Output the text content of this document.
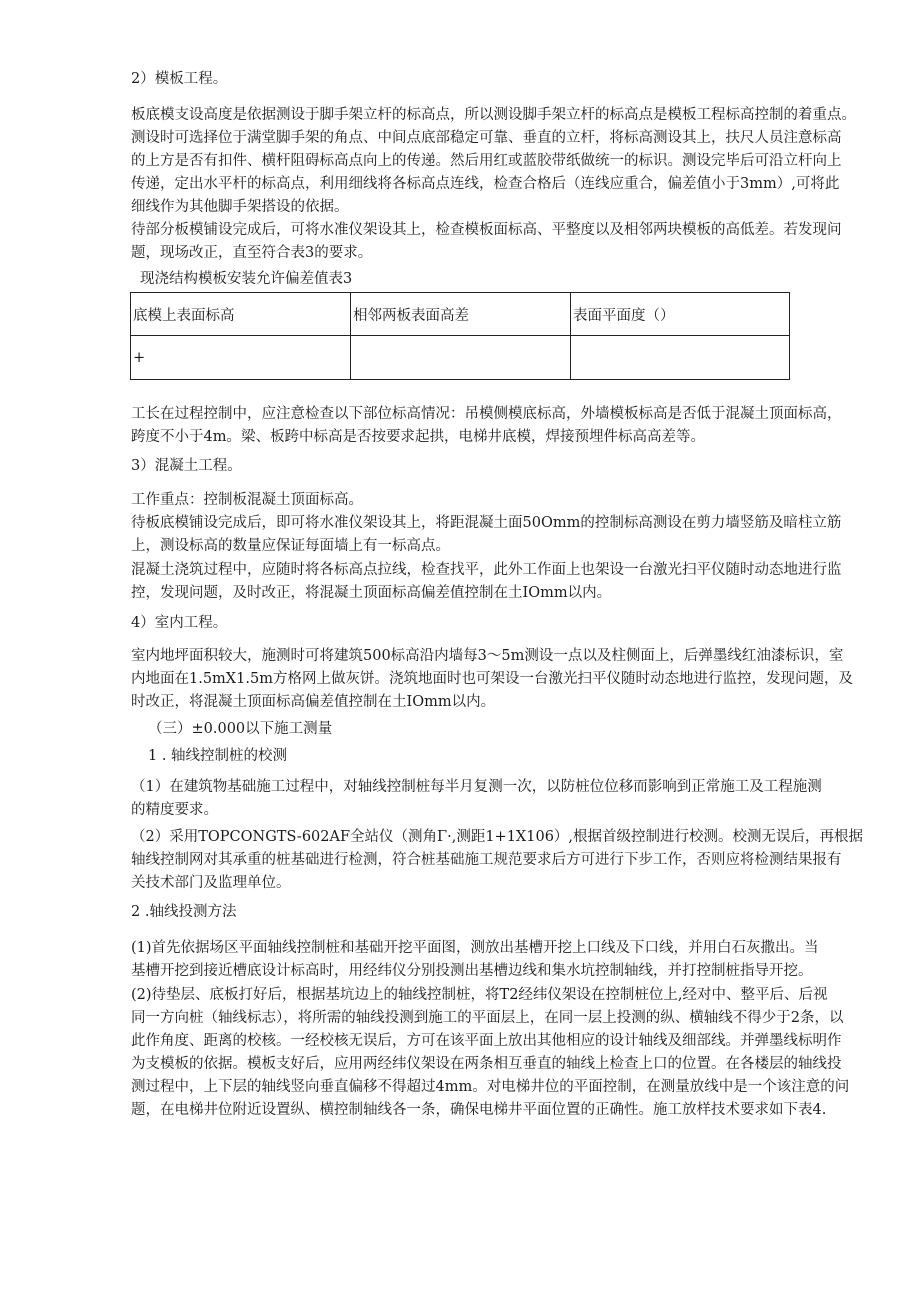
2）模板工程。
板底模支设高度是依据测设于脚手架立杆的标高点，所以测设脚手架立杆的标高点是模板工程标高控制的着重点。
测设时可选择位于满堂脚手架的角点、中间点底部稳定可靠、垂直的立杆，将标高测设其上，扶尺人员注意标高
的上方是否有扣件、横杆阻碍标高点向上的传递。然后用红或蓝胶带纸做统一的标识。测设完毕后可沿立杆向上
传递，定出水平杆的标高点，利用细线将各标高点连线，检查合格后（连线应重合，偏差值小于3mm）,可将此
细线作为其他脚手架搭设的依据。
待部分板模铺设完成后，可将水准仪架设其上，检查模板面标高、平整度以及相邻两块模板的高低差。若发现问
题，现场改正，直至符合表3的要求。
现浇结构模板安装允许偏差值表3
底模上表面标高	相邻两板表面高差	表面平面度（）
+		
工长在过程控制中，应注意检查以下部位标高情况：吊模侧模底标高，外墙模板标高是否低于混凝土顶面标高，
跨度不小于4m。梁、板跨中标高是否按要求起拱，电梯井底模，焊接预埋件标高高差等。
3）混凝土工程。
工作重点：控制板混凝土顶面标高。
待板底模铺设完成后，即可将水准仪架设其上，将距混凝土面50Omm的控制标高测设在剪力墙竖筋及暗柱立筋
上，测设标高的数量应保证每面墙上有一标高点。
混凝土浇筑过程中，应随时将各标高点拉线，检查找平，此外工作面上也架设一台激光扫平仪随时动态地进行监
控，发现问题，及时改正，将混凝土顶面标高偏差值控制在土IOmm以内。
4）室内工程。
室内地坪面积较大，施测时可将建筑500标高沿内墙每3～5m测设一点以及柱侧面上，后弹墨线红油漆标识，室
内地面在1.5mX1.5m方格网上做灰饼。浇筑地面时也可架设一台激光扫平仪随时动态地进行监控，发现问题，及
时改正，将混凝土顶面标高偏差值控制在土IOmm以内。
（三）±0.000以下施工测量
1 . 轴线控制桩的校测
（1）在建筑物基础施工过程中，对轴线控制桩每半月复测一次，以防桩位位移而影响到正常施工及工程施测
的精度要求。
（2）采用TOPCONGTS-602AF全站仪（测角Γ·,测距1+1X106）,根据首级控制进行校测。校测无误后，再根据
轴线控制网对其承重的桩基础进行检测，符合桩基础施工规范要求后方可进行下步工作，否则应将检测结果报有
关技术部门及监理单位。
2 .轴线投测方法
(1)首先依据场区平面轴线控制桩和基础开挖平面图，测放出基槽开挖上口线及下口线，并用白石灰撒出。当
基槽开挖到接近槽底设计标高时，用经纬仪分别投测出基槽边线和集水坑控制轴线，并打控制桩指导开挖。
(2)待垫层、底板打好后，根据基坑边上的轴线控制桩，将T2经纬仪架设在控制桩位上,经对中、整平后、后视
同一方向桩（轴线标志），将所需的轴线投测到施工的平面层上，在同一层上投测的纵、横轴线不得少于2条，以
此作角度、距离的校核。一经校核无误后，方可在该平面上放出其他相应的设计轴线及细部线。并弹墨线标明作
为支模板的依据。模板支好后，应用两经纬仪架设在两条相互垂直的轴线上检查上口的位置。在各楼层的轴线投
测过程中，上下层的轴线竖向垂直偏移不得超过4mm。对电梯井位的平面控制，在测量放线中是一个该注意的问
题，在电梯井位附近设置纵、横控制轴线各一条，确保电梯井平面位置的正确性。施工放样技术要求如下表4.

::::

From the records given above, reproduce all text exactly and exclude each picture.

**THE SOLUTION**.
Output the text content of this document.
2）模板工程。
板底模支设高度是依据测设于脚手架立杆的标高点，所以测设脚手架立杆的标高点是模板工程标高控制的着重点。
测设时可选择位于满堂脚手架的角点、中间点底部稳定可靠、垂直的立杆，将标高测设其上，扶尺人员注意标高
的上方是否有扣件、横杆阻碍标高点向上的传递。然后用红或蓝胶带纸做统一的标识。测设完毕后可沿立杆向上
传递，定出水平杆的标高点，利用细线将各标高点连线，检查合格后（连线应重合，偏差值小于3mm）,可将此
细线作为其他脚手架搭设的依据。
待部分板模铺设完成后，可将水准仪架设其上，检查模板面标高、平整度以及相邻两块模板的高低差。若发现问
题，现场改正，直至符合表3的要求。
现浇结构模板安装允许偏差值表3
底模上表面标高	相邻两板表面高差	表面平面度（）
+		
工长在过程控制中，应注意检查以下部位标高情况：吊模侧模底标高，外墙模板标高是否低于混凝土顶面标高，
跨度不小于4m。梁、板跨中标高是否按要求起拱，电梯井底模，焊接预埋件标高高差等。
3）混凝土工程。
工作重点：控制板混凝土顶面标高。
待板底模铺设完成后，即可将水准仪架设其上，将距混凝土面50Omm的控制标高测设在剪力墙竖筋及暗柱立筋
上，测设标高的数量应保证每面墙上有一标高点。
混凝土浇筑过程中，应随时将各标高点拉线，检查找平，此外工作面上也架设一台激光扫平仪随时动态地进行监
控，发现问题，及时改正，将混凝土顶面标高偏差值控制在土IOmm以内。
4）室内工程。
室内地坪面积较大，施测时可将建筑500标高沿内墙每3～5m测设一点以及柱侧面上，后弹墨线红油漆标识，室
内地面在1.5mX1.5m方格网上做灰饼。浇筑地面时也可架设一台激光扫平仪随时动态地进行监控，发现问题，及
时改正，将混凝土顶面标高偏差值控制在土IOmm以内。
（三）±0.000以下施工测量
1 . 轴线控制桩的校测
（1）在建筑物基础施工过程中，对轴线控制桩每半月复测一次，以防桩位位移而影响到正常施工及工程施测
的精度要求。
（2）采用TOPCONGTS-602AF全站仪（测角Γ·,测距1+1X106）,根据首级控制进行校测。校测无误后，再根据
轴线控制网对其承重的桩基础进行检测，符合桩基础施工规范要求后方可进行下步工作，否则应将检测结果报有
关技术部门及监理单位。
2 .轴线投测方法
(1)首先依据场区平面轴线控制桩和基础开挖平面图，测放出基槽开挖上口线及下口线，并用白石灰撒出。当
基槽开挖到接近槽底设计标高时，用经纬仪分别投测出基槽边线和集水坑控制轴线，并打控制桩指导开挖。
(2)待垫层、底板打好后，根据基坑边上的轴线控制桩，将T2经纬仪架设在控制桩位上,经对中、整平后、后视
同一方向桩（轴线标志），将所需的轴线投测到施工的平面层上，在同一层上投测的纵、横轴线不得少于2条，以
此作角度、距离的校核。一经校核无误后，方可在该平面上放出其他相应的设计轴线及细部线。并弹墨线标明作
为支模板的依据。模板支好后，应用两经纬仪架设在两条相互垂直的轴线上检查上口的位置。在各楼层的轴线投
测过程中，上下层的轴线竖向垂直偏移不得超过4mm。对电梯井位的平面控制，在测量放线中是一个该注意的问
题，在电梯井位附近设置纵、横控制轴线各一条，确保电梯井平面位置的正确性。施工放样技术要求如下表4.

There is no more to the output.